▸ Exercise description
Decide whether each statement agrees with the forum post below, answering yes or no and quoting the exact words of the post that settle it. (a) The Product model's categories field is a TreeManyToManyField that refers to 'ProductCategory'. (b) The error reported is a failed FOREIGN KEY constraint. (c) The categories are being added to the Product objects one at a time.

▸ Source text
____________

I have two models, where one of them has a TreeManyToMany field (a many-to-many field for django-mptt models).
class ProductCategory(models.Model):
pass
class Product(models.Model):
categories = TreeManyToManyField('ProductCategory')
I'm trying to add categories to the Product objects in bulk by using the through-table, as seen in this thread or this.
I do this with a list of pairs: product_id and productcategory_id, which is also what my through-table contains. This yields the following error:
sqlite3.IntegrityError: UNIQUE constraint failed: products_product_categories.product_id, products_product_categories.productcategory_id
My code looks as follows:
def bulk_add_cats(generic_df):
# A pandas dataframe where ["product_object"] is the product_id
# and ["found_categories"] is the productcategory_id to add to that product.
generic_df = generic_df.explode("found_categories")

____________

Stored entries
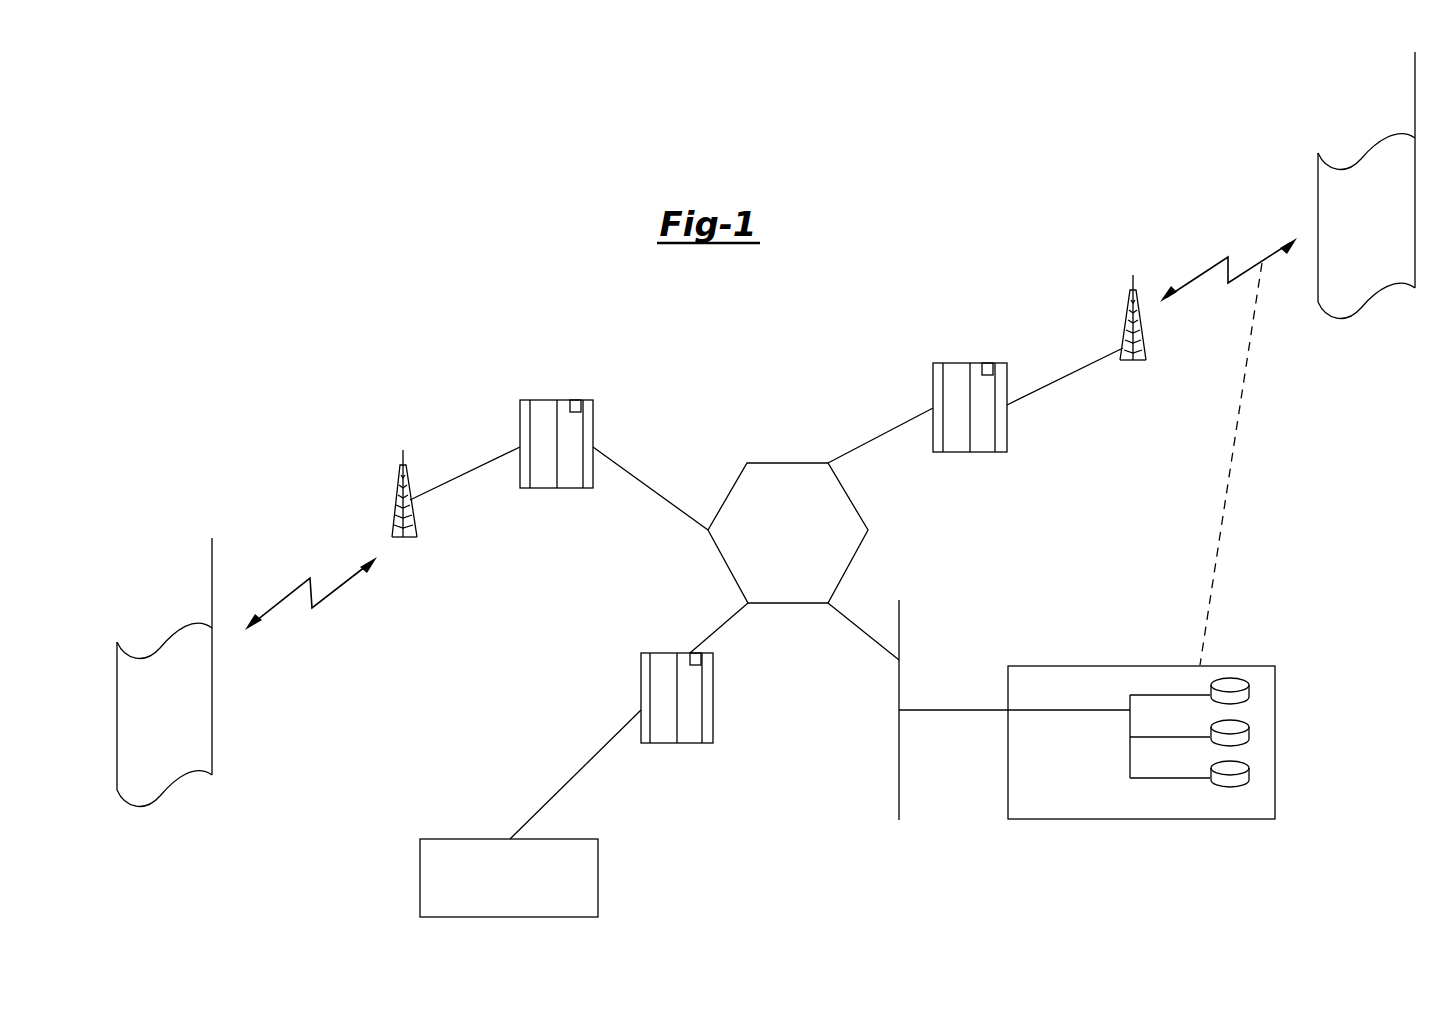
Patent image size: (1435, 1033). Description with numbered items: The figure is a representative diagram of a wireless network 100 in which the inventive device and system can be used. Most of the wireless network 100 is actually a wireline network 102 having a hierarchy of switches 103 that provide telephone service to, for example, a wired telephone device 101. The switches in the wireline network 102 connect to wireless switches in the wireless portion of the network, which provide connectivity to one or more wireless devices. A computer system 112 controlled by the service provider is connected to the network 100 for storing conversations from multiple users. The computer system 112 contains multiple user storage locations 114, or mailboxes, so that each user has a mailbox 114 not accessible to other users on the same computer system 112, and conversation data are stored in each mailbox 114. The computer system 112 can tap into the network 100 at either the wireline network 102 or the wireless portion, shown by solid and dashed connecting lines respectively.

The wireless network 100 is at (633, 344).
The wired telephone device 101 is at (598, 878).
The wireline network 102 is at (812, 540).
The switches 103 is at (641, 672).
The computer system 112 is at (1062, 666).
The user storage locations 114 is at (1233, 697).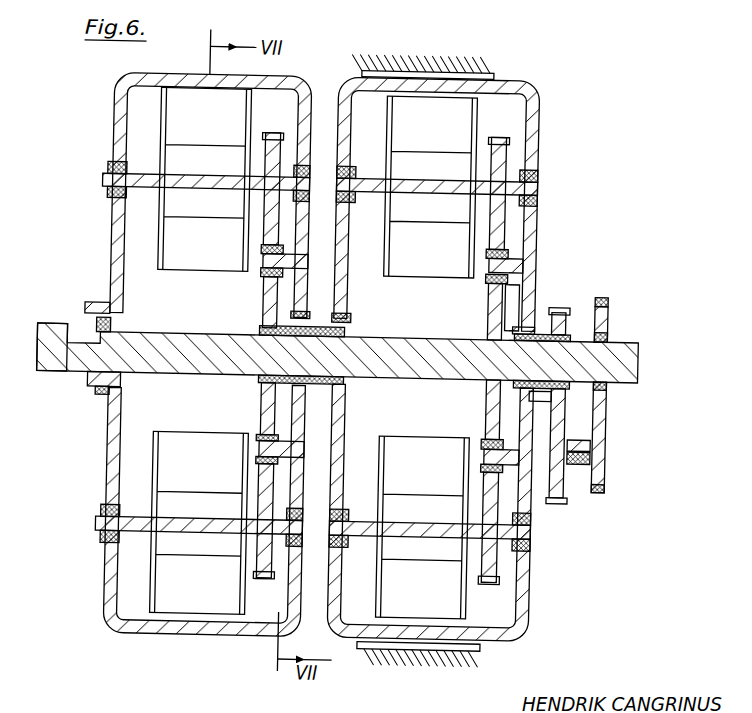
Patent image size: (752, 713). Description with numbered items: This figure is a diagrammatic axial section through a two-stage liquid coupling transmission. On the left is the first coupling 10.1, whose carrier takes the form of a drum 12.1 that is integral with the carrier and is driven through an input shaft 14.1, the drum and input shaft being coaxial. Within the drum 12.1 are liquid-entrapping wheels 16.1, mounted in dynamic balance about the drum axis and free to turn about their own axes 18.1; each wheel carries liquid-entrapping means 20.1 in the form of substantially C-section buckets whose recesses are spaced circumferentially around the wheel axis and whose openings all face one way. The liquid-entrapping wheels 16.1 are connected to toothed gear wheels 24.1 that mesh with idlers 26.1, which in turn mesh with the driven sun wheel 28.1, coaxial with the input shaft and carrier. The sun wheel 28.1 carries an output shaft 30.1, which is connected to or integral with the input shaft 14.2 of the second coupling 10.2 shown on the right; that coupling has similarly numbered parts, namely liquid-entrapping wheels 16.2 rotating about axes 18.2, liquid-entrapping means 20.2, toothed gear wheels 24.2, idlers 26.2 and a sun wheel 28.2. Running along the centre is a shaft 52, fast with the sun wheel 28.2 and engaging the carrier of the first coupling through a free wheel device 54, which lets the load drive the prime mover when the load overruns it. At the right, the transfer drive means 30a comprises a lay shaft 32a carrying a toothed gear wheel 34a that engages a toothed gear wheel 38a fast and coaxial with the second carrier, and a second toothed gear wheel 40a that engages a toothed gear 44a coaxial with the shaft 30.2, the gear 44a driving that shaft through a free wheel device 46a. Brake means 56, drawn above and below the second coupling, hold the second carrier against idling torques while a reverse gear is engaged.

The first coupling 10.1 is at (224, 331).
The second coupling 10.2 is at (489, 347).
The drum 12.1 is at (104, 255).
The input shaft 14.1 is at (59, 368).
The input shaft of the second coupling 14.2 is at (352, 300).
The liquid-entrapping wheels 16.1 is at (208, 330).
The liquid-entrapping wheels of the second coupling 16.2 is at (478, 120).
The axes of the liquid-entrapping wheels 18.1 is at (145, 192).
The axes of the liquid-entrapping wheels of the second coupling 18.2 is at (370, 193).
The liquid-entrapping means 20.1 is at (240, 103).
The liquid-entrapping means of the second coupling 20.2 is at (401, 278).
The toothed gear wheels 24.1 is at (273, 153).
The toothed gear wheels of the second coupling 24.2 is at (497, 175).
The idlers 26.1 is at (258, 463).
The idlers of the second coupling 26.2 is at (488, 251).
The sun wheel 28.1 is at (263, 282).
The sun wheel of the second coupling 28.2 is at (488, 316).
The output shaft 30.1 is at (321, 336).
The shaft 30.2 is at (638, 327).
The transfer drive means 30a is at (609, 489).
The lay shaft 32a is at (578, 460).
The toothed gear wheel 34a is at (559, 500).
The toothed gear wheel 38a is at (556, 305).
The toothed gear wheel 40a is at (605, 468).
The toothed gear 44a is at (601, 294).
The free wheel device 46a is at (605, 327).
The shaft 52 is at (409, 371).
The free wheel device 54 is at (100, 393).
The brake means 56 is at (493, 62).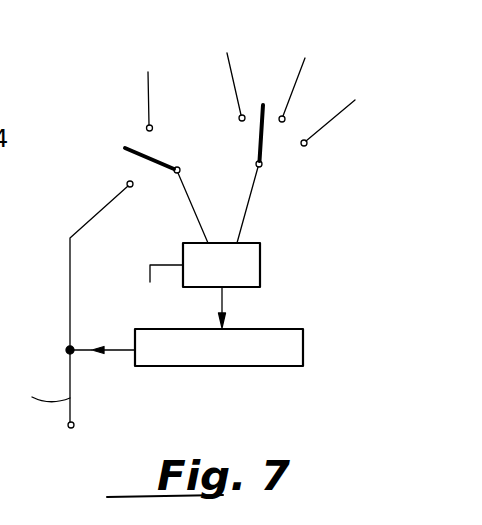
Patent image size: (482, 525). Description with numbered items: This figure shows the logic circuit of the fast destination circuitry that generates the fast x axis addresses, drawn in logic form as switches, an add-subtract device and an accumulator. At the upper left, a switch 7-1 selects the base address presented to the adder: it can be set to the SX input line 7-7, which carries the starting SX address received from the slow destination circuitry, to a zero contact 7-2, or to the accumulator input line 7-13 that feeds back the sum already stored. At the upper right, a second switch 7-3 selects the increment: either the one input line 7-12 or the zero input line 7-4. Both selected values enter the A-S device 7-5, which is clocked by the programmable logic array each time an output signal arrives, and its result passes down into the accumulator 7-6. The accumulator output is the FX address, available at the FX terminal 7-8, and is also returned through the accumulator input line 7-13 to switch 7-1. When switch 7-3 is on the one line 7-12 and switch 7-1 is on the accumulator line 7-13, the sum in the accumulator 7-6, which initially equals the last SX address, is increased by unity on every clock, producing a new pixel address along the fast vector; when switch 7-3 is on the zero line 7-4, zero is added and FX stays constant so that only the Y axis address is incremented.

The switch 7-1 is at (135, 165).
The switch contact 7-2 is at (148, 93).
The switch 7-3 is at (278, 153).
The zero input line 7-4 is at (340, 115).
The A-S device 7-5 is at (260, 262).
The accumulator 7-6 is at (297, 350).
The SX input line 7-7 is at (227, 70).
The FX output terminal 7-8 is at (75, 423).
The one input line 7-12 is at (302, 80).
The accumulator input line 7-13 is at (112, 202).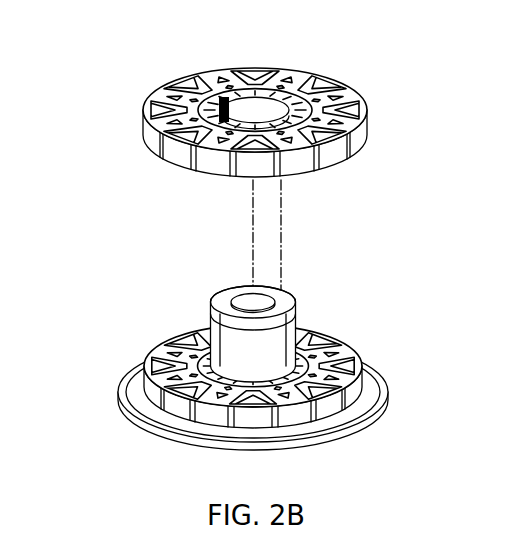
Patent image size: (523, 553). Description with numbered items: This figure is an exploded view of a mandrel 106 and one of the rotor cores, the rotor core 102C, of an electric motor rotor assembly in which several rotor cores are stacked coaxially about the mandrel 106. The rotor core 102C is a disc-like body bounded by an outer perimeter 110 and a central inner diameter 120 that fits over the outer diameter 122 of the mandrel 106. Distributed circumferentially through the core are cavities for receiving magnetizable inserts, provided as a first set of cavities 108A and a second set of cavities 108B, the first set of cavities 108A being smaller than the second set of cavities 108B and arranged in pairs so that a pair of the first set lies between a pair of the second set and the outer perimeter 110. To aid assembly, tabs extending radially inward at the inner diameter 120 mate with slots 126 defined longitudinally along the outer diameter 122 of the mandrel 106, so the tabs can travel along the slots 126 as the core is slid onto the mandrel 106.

____________

▸ Solution to the problem
(a) Yes: "categories = TreeManyToManyField('ProductCategory')"
(b) No: "sqlite3.IntegrityError: UNIQUE constraint failed"
(c) No: "I'm trying to add categories to the Product objects in bulk by using the through-table"